*Raw records*
* * * * *

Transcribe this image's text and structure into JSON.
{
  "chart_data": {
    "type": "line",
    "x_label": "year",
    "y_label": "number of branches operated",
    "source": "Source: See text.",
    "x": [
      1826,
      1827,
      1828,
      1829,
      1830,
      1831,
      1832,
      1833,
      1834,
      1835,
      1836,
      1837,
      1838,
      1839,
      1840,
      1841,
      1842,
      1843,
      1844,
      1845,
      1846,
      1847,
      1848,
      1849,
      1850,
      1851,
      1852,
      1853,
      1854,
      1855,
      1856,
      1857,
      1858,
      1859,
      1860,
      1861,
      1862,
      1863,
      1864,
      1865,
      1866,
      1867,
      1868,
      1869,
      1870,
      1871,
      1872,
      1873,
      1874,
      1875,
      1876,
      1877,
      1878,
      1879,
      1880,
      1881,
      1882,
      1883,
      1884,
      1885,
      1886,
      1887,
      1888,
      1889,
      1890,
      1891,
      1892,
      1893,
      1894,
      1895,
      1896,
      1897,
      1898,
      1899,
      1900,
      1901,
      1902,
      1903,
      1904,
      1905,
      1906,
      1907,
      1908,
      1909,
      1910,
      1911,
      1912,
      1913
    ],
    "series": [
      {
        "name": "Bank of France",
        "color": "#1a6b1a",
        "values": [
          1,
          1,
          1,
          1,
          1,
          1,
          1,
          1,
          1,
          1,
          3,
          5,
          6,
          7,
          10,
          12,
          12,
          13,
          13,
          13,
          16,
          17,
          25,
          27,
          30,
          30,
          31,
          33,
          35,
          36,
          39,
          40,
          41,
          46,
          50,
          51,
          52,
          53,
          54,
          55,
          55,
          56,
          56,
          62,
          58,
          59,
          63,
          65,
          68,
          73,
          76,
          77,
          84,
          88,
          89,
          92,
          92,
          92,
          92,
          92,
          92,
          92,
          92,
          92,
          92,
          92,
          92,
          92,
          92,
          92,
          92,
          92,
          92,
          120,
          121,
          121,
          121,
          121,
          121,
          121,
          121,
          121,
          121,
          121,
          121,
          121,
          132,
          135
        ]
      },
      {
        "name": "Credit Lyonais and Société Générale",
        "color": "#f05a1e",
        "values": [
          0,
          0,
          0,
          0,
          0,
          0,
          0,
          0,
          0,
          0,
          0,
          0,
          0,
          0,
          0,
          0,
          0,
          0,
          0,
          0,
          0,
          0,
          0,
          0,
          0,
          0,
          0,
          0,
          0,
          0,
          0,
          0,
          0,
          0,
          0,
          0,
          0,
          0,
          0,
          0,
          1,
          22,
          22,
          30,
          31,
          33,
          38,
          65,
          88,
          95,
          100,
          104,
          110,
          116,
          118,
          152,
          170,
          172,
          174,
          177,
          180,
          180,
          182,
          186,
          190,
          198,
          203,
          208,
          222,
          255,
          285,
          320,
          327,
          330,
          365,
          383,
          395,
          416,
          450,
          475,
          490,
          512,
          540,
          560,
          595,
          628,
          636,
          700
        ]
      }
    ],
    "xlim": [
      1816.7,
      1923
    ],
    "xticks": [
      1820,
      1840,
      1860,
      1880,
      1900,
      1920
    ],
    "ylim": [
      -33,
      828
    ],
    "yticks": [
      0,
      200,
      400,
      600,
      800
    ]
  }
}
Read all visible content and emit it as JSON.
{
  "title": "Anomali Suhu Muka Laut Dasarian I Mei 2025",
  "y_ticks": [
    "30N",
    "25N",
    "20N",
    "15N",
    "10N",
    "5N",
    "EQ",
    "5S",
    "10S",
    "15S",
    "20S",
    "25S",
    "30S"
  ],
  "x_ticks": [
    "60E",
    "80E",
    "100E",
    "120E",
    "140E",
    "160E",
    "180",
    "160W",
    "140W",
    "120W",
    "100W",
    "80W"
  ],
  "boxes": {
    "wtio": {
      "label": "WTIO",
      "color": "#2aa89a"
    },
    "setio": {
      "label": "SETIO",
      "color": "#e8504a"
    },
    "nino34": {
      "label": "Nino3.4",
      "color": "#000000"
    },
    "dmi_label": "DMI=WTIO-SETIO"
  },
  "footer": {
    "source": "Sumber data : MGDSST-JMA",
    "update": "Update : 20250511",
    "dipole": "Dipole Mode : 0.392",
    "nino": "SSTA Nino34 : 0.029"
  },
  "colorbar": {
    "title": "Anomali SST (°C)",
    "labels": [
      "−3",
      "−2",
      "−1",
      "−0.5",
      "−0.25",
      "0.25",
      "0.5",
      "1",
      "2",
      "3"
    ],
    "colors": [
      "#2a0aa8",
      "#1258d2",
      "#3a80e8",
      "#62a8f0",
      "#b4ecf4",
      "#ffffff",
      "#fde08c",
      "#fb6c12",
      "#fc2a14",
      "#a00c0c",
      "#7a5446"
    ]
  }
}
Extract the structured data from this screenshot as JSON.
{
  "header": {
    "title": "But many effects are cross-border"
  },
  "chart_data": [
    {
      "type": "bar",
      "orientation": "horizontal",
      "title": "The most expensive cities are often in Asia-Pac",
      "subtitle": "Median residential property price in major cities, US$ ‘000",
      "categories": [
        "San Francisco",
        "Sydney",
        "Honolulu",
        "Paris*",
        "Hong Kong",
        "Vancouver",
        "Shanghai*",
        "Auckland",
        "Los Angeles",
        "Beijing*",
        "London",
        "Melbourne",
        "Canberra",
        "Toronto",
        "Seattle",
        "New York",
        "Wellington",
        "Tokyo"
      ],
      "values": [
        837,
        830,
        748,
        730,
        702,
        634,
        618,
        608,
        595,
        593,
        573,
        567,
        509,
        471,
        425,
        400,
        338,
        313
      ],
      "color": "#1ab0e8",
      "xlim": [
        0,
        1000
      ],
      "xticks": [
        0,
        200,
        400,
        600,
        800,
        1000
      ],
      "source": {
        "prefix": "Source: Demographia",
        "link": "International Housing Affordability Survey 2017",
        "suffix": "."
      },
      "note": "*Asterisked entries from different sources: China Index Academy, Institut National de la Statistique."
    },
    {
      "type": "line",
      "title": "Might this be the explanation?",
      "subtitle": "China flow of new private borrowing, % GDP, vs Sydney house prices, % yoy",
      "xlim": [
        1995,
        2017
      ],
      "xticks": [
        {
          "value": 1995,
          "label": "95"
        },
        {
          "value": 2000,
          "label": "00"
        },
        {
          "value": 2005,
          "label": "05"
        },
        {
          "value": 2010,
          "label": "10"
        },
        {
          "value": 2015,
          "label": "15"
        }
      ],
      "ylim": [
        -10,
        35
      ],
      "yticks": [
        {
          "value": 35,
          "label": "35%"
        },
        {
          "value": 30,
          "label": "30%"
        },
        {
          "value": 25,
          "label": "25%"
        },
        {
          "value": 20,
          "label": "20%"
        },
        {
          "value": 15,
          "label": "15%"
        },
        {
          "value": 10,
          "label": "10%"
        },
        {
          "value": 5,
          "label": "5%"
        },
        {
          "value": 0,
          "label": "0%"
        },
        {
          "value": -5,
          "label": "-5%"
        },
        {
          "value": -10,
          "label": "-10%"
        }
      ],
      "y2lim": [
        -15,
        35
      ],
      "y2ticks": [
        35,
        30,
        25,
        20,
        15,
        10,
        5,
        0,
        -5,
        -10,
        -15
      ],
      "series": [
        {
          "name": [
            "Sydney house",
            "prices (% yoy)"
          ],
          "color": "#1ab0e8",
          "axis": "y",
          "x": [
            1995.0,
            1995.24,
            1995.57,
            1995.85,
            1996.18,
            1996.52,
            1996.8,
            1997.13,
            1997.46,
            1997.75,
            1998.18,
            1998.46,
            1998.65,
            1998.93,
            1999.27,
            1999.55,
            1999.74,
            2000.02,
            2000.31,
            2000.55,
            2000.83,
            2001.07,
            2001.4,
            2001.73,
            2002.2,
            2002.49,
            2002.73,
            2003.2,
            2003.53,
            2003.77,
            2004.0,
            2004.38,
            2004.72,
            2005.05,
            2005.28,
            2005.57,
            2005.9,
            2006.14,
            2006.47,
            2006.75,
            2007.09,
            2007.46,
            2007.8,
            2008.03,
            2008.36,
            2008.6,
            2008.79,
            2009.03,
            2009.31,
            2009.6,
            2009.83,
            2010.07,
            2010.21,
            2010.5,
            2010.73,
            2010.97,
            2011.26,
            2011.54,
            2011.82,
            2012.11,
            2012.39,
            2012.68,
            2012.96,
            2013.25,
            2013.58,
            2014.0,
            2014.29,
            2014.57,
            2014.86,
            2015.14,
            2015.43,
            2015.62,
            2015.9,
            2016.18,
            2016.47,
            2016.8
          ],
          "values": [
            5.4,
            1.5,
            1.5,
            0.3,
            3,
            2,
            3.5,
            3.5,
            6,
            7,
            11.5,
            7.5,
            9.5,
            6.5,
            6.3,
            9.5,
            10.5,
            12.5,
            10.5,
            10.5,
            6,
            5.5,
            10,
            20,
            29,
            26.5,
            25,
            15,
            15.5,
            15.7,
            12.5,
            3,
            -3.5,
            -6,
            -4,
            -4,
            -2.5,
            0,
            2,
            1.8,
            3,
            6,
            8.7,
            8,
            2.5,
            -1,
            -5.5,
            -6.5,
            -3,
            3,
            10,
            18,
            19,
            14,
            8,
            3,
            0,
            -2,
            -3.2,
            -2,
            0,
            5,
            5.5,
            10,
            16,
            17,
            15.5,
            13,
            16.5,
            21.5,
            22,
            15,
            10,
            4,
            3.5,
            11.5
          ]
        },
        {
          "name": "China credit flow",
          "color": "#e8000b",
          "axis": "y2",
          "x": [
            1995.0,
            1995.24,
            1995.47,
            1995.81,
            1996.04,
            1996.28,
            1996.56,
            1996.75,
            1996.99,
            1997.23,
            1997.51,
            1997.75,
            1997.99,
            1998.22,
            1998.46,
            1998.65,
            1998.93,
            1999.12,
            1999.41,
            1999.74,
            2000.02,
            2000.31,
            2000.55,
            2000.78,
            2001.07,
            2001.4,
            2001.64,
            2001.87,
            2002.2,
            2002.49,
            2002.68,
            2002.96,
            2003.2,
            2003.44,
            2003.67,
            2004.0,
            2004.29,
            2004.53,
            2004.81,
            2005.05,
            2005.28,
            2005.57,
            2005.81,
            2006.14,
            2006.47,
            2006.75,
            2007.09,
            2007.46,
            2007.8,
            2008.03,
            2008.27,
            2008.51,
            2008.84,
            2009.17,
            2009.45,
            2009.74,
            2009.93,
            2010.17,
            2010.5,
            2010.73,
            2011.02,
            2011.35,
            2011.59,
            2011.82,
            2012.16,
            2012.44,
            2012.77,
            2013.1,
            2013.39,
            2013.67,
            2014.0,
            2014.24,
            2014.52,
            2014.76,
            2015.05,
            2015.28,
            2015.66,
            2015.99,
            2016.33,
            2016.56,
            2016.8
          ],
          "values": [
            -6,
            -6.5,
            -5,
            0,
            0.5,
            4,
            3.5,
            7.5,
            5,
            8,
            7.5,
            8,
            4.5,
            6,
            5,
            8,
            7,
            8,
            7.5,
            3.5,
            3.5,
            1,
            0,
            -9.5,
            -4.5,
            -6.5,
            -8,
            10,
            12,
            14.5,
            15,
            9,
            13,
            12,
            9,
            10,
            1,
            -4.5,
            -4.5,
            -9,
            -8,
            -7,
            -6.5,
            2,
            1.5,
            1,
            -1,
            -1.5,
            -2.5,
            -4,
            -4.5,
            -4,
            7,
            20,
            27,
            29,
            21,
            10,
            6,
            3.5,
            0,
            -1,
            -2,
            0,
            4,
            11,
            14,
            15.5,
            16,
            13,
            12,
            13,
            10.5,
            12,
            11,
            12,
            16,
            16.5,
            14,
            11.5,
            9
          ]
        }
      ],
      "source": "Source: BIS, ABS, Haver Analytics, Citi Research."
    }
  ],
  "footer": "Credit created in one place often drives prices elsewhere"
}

* * * * *

Select every line in the records above that contains the word "footer".

*Solution*
  "footer": {
  "footer": "Credit created in one place often drives prices elsewhere"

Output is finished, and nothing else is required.